Go through the entries and count the lines with the string "title" in them. Give only that number.

Source data:
==================================================

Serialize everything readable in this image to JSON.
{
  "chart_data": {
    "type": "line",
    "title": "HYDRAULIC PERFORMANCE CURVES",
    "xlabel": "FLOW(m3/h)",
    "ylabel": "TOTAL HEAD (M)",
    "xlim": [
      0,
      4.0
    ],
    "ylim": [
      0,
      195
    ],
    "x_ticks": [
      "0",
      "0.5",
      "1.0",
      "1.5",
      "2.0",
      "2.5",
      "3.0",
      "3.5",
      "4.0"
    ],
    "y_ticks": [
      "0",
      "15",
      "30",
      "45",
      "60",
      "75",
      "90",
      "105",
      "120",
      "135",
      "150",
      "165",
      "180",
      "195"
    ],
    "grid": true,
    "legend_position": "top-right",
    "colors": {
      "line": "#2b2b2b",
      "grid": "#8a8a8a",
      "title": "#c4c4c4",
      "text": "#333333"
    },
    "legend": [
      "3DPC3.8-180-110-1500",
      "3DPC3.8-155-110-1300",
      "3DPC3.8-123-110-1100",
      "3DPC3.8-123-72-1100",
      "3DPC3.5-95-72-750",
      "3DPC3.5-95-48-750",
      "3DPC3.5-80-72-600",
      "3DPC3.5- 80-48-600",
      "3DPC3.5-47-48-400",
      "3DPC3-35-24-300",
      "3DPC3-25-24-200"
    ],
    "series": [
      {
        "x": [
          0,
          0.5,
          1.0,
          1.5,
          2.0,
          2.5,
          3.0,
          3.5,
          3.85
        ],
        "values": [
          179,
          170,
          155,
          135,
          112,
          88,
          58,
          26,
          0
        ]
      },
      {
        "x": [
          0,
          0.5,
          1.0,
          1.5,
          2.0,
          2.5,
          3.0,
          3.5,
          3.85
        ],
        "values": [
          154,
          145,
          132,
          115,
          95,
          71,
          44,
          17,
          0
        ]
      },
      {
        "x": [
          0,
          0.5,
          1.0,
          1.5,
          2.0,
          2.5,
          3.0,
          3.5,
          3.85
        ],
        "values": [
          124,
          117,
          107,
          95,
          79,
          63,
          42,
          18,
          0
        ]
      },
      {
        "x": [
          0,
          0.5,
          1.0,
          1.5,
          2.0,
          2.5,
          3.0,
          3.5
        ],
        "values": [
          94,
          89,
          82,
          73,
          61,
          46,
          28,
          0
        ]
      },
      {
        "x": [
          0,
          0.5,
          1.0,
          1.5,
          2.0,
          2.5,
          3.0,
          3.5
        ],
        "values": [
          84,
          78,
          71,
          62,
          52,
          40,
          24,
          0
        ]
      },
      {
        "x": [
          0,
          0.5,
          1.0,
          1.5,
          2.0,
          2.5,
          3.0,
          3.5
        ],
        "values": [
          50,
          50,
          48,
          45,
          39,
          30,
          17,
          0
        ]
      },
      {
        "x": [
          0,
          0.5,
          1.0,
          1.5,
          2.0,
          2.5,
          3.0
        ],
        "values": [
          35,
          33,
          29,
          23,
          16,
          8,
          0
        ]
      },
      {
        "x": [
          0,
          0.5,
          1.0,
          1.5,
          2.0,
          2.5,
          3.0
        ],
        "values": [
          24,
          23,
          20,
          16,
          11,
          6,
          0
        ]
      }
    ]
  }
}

==================================================

• FULL OUTPUT: 2